課題文 »
<<<<
『短い文なら訳せるのに、長い文になると急に訳せなくなる』
『長い英文の訳し方がわからない』
『そもそも英語の訳し方の基本がわからない』
この中の1つでも当てはまったら、この記事がきっと解決します。
この記事では、構文が複雑であったり、一文が長い英文の訳し方を主に解説しています。
和訳についての基本的なことは、
『英文和訳のコツ|和訳の3ステップを1から解説!|練習問題つき』
をご覧下さい。
※追記
どの参考書を使って和訳の練習をすればいい?
という質問が多かったので、おすすめの和訳の参考書を紹介します。
『英文和訳演習』という参考書です。
昔からある英文和訳の参考書なのですが、解説が非常に詳しいです。
採点基準も明確なので、初心者でも自分が作った和訳が何点ぐらいなのか、はっきりわかります。
さらに値段も650円と非常に安いので、学生さんでも安心して買えます。
入門編、基礎編、中級編、上級編とレベルが上がっていくのですが、中級編でも東大レベルなので、初心者の方は入門編から始めてください。
目次
長い英文(一文)の訳し方のコツ
長い英文や複雑な英文の訳し方といっても、基本は普通の文の訳し方時と同じです。
基本的な考え方は変わりません。
英文の訳し方の3つの手順
1英文の構造を取りきる
2視点をもって意味を絞り込む
3直訳に少し意訳を入れ適切な日本語にする
これだけです。
この方法を丁寧にやっていけば、長い英文でもポイントをおさえて訳すことができます。
訳し方のポイントをおさえることができれば、大きな失点を逃れることができます。
>>>>
提供データ »
<<<<
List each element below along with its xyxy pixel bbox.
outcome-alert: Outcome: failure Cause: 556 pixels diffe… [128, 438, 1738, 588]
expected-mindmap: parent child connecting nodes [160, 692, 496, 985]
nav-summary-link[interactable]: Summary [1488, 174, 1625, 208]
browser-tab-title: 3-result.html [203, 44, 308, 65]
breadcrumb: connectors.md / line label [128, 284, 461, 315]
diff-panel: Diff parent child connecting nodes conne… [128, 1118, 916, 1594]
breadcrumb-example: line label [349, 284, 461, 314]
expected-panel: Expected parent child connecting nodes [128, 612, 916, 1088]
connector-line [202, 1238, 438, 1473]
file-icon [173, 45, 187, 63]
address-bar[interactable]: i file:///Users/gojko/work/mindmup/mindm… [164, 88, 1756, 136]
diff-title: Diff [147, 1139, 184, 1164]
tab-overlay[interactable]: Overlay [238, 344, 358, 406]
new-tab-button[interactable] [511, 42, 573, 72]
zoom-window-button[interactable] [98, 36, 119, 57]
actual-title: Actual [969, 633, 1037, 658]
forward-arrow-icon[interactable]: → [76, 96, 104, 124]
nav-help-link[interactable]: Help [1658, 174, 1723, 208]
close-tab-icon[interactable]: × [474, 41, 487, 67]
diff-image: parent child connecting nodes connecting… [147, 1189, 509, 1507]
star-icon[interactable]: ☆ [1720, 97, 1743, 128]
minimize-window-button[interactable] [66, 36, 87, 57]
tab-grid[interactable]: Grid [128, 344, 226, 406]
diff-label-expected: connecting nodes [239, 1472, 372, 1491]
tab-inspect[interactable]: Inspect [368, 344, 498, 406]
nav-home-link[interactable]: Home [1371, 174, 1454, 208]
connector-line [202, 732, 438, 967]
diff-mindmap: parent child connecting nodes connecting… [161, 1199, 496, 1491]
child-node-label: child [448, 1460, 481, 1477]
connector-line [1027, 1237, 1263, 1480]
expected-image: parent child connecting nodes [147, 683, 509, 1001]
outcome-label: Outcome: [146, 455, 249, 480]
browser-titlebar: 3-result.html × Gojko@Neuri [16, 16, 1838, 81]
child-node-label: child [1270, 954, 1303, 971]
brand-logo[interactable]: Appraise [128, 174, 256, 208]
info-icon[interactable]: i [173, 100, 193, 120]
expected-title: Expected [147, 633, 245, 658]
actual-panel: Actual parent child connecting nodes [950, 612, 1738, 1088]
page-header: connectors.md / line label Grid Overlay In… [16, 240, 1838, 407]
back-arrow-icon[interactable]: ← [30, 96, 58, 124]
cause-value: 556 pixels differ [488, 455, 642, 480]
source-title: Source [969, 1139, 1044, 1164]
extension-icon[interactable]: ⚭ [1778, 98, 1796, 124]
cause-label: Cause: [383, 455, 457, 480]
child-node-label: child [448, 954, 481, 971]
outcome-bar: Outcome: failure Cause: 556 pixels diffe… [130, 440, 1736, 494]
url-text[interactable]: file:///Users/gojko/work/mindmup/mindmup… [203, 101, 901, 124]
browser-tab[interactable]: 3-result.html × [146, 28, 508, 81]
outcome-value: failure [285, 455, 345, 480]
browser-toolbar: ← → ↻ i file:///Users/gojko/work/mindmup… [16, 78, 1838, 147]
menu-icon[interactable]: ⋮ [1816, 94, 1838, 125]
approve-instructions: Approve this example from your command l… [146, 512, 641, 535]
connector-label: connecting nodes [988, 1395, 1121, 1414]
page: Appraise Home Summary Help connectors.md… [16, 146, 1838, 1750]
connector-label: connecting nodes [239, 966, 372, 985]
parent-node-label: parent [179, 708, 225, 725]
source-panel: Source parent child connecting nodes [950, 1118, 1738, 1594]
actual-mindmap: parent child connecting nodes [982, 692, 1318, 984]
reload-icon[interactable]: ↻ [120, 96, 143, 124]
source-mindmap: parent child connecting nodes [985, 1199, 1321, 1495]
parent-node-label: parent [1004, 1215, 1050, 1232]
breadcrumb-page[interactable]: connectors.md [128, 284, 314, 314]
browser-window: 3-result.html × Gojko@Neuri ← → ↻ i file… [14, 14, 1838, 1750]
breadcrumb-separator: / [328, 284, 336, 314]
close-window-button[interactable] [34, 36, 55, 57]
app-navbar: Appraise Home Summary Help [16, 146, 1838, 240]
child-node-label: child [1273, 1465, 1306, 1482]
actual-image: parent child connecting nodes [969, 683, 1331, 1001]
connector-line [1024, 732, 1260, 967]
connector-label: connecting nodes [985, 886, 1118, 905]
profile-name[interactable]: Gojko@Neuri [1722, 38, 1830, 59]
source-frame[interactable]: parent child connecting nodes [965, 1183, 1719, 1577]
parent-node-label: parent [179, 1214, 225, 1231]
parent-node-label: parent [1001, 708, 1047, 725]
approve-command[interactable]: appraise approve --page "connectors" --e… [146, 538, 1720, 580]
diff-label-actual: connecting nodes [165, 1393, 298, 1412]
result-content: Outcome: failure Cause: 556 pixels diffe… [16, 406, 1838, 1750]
>>>>
課題の目的 »
課題文のうち、「という質問が多かったので、おすすめの和訳の参考書を紹介します。」で始まり「長い英文や複雑な英文の訳し方といっても、基本は普通の文の訳し方時と同じです。」に至るまでの部分を、一字一句変えずに書き写してください。 記録は課題文とは関係がありません。

課題の結果 »
という質問が多かったので、おすすめの和訳の参考書を紹介します。
『英文和訳演習』という参考書です。
昔からある英文和訳の参考書なのですが、解説が非常に詳しいです。
採点基準も明確なので、初心者でも自分が作った和訳が何点ぐらいなのか、はっきりわかります。
さらに値段も650円と非常に安いので、学生さんでも安心して買えます。
入門編、基礎編、中級編、上級編とレベルが上がっていくのですが、中級編でも東大レベルなので、初心者の方は入門編から始めてください。
目次
長い英文(一文)の訳し方のコツ
長い英文や複雑な英文の訳し方といっても、基本は普通の文の訳し方時と同じです。